* [PROBLEM]: Can you output the records below exactly as they are written?

* [DATA LISTING]:
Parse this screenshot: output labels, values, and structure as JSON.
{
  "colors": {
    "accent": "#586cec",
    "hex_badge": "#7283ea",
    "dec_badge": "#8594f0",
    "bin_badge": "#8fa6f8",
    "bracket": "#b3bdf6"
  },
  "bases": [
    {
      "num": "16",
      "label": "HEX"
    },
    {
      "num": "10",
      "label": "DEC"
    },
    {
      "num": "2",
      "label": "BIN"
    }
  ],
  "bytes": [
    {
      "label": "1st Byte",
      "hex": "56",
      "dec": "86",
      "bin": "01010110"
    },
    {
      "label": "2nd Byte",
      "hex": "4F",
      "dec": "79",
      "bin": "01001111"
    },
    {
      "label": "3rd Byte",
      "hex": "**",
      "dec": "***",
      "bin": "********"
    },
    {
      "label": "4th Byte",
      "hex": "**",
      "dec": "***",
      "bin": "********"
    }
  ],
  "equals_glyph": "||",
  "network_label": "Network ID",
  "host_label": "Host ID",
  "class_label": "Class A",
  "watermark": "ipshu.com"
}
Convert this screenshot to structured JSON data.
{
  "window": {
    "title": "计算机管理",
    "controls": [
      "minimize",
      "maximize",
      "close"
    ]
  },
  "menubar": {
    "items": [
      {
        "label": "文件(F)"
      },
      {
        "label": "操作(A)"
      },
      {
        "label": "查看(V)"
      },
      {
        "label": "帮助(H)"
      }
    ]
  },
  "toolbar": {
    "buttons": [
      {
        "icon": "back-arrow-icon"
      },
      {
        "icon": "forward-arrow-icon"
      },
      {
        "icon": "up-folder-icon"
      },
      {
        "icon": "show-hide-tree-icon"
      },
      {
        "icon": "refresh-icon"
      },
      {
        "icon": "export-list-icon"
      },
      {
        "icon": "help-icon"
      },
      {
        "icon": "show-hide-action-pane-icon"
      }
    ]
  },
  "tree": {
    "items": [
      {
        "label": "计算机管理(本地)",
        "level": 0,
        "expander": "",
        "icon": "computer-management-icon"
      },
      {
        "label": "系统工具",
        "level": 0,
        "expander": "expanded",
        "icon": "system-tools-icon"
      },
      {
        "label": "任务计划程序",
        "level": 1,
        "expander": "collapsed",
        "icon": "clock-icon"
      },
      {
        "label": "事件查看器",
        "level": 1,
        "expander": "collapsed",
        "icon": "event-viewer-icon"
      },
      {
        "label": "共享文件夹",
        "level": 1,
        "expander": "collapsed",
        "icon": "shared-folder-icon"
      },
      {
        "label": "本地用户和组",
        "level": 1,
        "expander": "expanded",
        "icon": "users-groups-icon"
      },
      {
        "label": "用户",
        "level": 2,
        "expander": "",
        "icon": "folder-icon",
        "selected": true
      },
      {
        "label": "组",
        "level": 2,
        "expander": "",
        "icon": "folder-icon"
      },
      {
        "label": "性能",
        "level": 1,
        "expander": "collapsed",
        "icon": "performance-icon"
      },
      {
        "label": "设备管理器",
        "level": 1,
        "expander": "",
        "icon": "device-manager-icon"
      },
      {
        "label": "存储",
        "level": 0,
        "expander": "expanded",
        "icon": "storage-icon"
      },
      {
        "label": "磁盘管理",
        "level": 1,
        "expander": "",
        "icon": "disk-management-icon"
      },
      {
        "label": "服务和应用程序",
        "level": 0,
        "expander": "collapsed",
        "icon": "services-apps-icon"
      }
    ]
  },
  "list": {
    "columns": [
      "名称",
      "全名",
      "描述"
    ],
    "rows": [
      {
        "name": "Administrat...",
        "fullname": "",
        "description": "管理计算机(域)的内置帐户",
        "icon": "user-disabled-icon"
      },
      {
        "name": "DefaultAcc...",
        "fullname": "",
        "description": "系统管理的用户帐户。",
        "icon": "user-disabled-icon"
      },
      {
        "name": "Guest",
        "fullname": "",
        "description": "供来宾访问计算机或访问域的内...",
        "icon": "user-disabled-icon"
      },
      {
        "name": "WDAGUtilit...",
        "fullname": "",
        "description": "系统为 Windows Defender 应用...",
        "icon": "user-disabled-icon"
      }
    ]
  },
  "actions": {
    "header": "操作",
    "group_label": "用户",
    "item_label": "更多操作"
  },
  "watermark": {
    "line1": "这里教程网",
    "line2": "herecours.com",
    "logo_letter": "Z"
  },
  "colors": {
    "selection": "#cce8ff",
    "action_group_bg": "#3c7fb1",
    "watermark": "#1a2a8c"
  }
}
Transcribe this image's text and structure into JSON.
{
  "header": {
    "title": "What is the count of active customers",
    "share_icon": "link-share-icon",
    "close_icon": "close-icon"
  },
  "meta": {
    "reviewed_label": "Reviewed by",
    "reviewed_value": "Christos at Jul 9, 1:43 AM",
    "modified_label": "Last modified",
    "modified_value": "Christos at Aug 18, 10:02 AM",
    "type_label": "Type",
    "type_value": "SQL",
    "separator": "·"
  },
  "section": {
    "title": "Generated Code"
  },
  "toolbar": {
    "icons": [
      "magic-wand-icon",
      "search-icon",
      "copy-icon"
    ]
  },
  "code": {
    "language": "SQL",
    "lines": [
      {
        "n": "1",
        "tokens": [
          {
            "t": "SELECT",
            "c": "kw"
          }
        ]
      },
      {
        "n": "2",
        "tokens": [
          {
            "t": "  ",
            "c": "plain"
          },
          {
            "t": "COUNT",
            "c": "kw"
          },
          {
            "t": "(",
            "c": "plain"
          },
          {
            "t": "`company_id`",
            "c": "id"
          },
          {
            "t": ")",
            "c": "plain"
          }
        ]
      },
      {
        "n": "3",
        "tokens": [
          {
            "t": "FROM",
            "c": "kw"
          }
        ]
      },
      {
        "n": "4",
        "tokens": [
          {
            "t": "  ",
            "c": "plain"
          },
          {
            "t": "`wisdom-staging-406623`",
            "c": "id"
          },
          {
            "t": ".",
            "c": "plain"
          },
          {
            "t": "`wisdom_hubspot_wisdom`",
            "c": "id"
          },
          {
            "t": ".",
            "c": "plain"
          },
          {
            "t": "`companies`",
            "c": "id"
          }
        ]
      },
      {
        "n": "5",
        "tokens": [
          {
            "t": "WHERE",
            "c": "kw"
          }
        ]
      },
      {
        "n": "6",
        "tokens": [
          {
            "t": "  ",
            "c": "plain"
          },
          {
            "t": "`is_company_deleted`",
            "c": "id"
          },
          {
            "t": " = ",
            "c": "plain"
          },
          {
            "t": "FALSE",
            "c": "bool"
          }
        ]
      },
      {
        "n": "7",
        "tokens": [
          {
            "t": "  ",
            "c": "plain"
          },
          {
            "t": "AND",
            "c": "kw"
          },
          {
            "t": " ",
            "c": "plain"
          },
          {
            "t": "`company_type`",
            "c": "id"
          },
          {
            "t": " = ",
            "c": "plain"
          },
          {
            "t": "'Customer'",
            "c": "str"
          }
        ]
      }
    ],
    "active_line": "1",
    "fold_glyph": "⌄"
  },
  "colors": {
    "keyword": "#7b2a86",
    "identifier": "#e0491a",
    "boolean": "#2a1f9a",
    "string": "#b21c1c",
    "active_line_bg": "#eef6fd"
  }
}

* [TASK SOLUTION]:
Parse this screenshot: output labels, values, and structure as JSON.
{
  "colors": {
    "accent": "#586cec",
    "hex_badge": "#7283ea",
    "dec_badge": "#8594f0",
    "bin_badge": "#8fa6f8",
    "bracket": "#b3bdf6"
  },
  "bases": [
    {
      "num": "16",
      "label": "HEX"
    },
    {
      "num": "10",
      "label": "DEC"
    },
    {
      "num": "2",
      "label": "BIN"
    }
  ],
  "bytes": [
    {
      "label": "1st Byte",
      "hex": "56",
      "dec": "86",
      "bin": "01010110"
    },
    {
      "label": "2nd Byte",
      "hex": "4F",
      "dec": "79",
      "bin": "01001111"
    },
    {
      "label": "3rd Byte",
      "hex": "**",
      "dec": "***",
      "bin": "********"
    },
    {
      "label": "4th Byte",
      "hex": "**",
      "dec": "***",
      "bin": "********"
    }
  ],
  "equals_glyph": "||",
  "network_label": "Network ID",
  "host_label": "Host ID",
  "class_label": "Class A",
  "watermark": "ipshu.com"
}
Convert this screenshot to structured JSON data.
{
  "window": {
    "title": "计算机管理",
    "controls": [
      "minimize",
      "maximize",
      "close"
    ]
  },
  "menubar": {
    "items": [
      {
        "label": "文件(F)"
      },
      {
        "label": "操作(A)"
      },
      {
        "label": "查看(V)"
      },
      {
        "label": "帮助(H)"
      }
    ]
  },
  "toolbar": {
    "buttons": [
      {
        "icon": "back-arrow-icon"
      },
      {
        "icon": "forward-arrow-icon"
      },
      {
        "icon": "up-folder-icon"
      },
      {
        "icon": "show-hide-tree-icon"
      },
      {
        "icon": "refresh-icon"
      },
      {
        "icon": "export-list-icon"
      },
      {
        "icon": "help-icon"
      },
      {
        "icon": "show-hide-action-pane-icon"
      }
    ]
  },
  "tree": {
    "items": [
      {
        "label": "计算机管理(本地)",
        "level": 0,
        "expander": "",
        "icon": "computer-management-icon"
      },
      {
        "label": "系统工具",
        "level": 0,
        "expander": "expanded",
        "icon": "system-tools-icon"
      },
      {
        "label": "任务计划程序",
        "level": 1,
        "expander": "collapsed",
        "icon": "clock-icon"
      },
      {
        "label": "事件查看器",
        "level": 1,
        "expander": "collapsed",
        "icon": "event-viewer-icon"
      },
      {
        "label": "共享文件夹",
        "level": 1,
        "expander": "collapsed",
        "icon": "shared-folder-icon"
      },
      {
        "label": "本地用户和组",
        "level": 1,
        "expander": "expanded",
        "icon": "users-groups-icon"
      },
      {
        "label": "用户",
        "level": 2,
        "expander": "",
        "icon": "folder-icon",
        "selected": true
      },
      {
        "label": "组",
        "level": 2,
        "expander": "",
        "icon": "folder-icon"
      },
      {
        "label": "性能",
        "level": 1,
        "expander": "collapsed",
        "icon": "performance-icon"
      },
      {
        "label": "设备管理器",
        "level": 1,
        "expander": "",
        "icon": "device-manager-icon"
      },
      {
        "label": "存储",
        "level": 0,
        "expander": "expanded",
        "icon": "storage-icon"
      },
      {
        "label": "磁盘管理",
        "level": 1,
        "expander": "",
        "icon": "disk-management-icon"
      },
      {
        "label": "服务和应用程序",
        "level": 0,
        "expander": "collapsed",
        "icon": "services-apps-icon"
      }
    ]
  },
  "list": {
    "columns": [
      "名称",
      "全名",
      "描述"
    ],
    "rows": [
      {
        "name": "Administrat...",
        "fullname": "",
        "description": "管理计算机(域)的内置帐户",
        "icon": "user-disabled-icon"
      },
      {
        "name": "DefaultAcc...",
        "fullname": "",
        "description": "系统管理的用户帐户。",
        "icon": "user-disabled-icon"
      },
      {
        "name": "Guest",
        "fullname": "",
        "description": "供来宾访问计算机或访问域的内...",
        "icon": "user-disabled-icon"
      },
      {
        "name": "WDAGUtilit...",
        "fullname": "",
        "description": "系统为 Windows Defender 应用...",
        "icon": "user-disabled-icon"
      }
    ]
  },
  "actions": {
    "header": "操作",
    "group_label": "用户",
    "item_label": "更多操作"
  },
  "watermark": {
    "line1": "这里教程网",
    "line2": "herecours.com",
    "logo_letter": "Z"
  },
  "colors": {
    "selection": "#cce8ff",
    "action_group_bg": "#3c7fb1",
    "watermark": "#1a2a8c"
  }
}
Transcribe this image's text and structure into JSON.
{
  "header": {
    "title": "What is the count of active customers",
    "share_icon": "link-share-icon",
    "close_icon": "close-icon"
  },
  "meta": {
    "reviewed_label": "Reviewed by",
    "reviewed_value": "Christos at Jul 9, 1:43 AM",
    "modified_label": "Last modified",
    "modified_value": "Christos at Aug 18, 10:02 AM",
    "type_label": "Type",
    "type_value": "SQL",
    "separator": "·"
  },
  "section": {
    "title": "Generated Code"
  },
  "toolbar": {
    "icons": [
      "magic-wand-icon",
      "search-icon",
      "copy-icon"
    ]
  },
  "code": {
    "language": "SQL",
    "lines": [
      {
        "n": "1",
        "tokens": [
          {
            "t": "SELECT",
            "c": "kw"
          }
        ]
      },
      {
        "n": "2",
        "tokens": [
          {
            "t": "  ",
            "c": "plain"
          },
          {
            "t": "COUNT",
            "c": "kw"
          },
          {
            "t": "(",
            "c": "plain"
          },
          {
            "t": "`company_id`",
            "c": "id"
          },
          {
            "t": ")",
            "c": "plain"
          }
        ]
      },
      {
        "n": "3",
        "tokens": [
          {
            "t": "FROM",
            "c": "kw"
          }
        ]
      },
      {
        "n": "4",
        "tokens": [
          {
            "t": "  ",
            "c": "plain"
          },
          {
            "t": "`wisdom-staging-406623`",
            "c": "id"
          },
          {
            "t": ".",
            "c": "plain"
          },
          {
            "t": "`wisdom_hubspot_wisdom`",
            "c": "id"
          },
          {
            "t": ".",
            "c": "plain"
          },
          {
            "t": "`companies`",
            "c": "id"
          }
        ]
      },
      {
        "n": "5",
        "tokens": [
          {
            "t": "WHERE",
            "c": "kw"
          }
        ]
      },
      {
        "n": "6",
        "tokens": [
          {
            "t": "  ",
            "c": "plain"
          },
          {
            "t": "`is_company_deleted`",
            "c": "id"
          },
          {
            "t": " = ",
            "c": "plain"
          },
          {
            "t": "FALSE",
            "c": "bool"
          }
        ]
      },
      {
        "n": "7",
        "tokens": [
          {
            "t": "  ",
            "c": "plain"
          },
          {
            "t": "AND",
            "c": "kw"
          },
          {
            "t": " ",
            "c": "plain"
          },
          {
            "t": "`company_type`",
            "c": "id"
          },
          {
            "t": " = ",
            "c": "plain"
          },
          {
            "t": "'Customer'",
            "c": "str"
          }
        ]
      }
    ],
    "active_line": "1",
    "fold_glyph": "⌄"
  },
  "colors": {
    "keyword": "#7b2a86",
    "identifier": "#e0491a",
    "boolean": "#2a1f9a",
    "string": "#b21c1c",
    "active_line_bg": "#eef6fd"
  }
}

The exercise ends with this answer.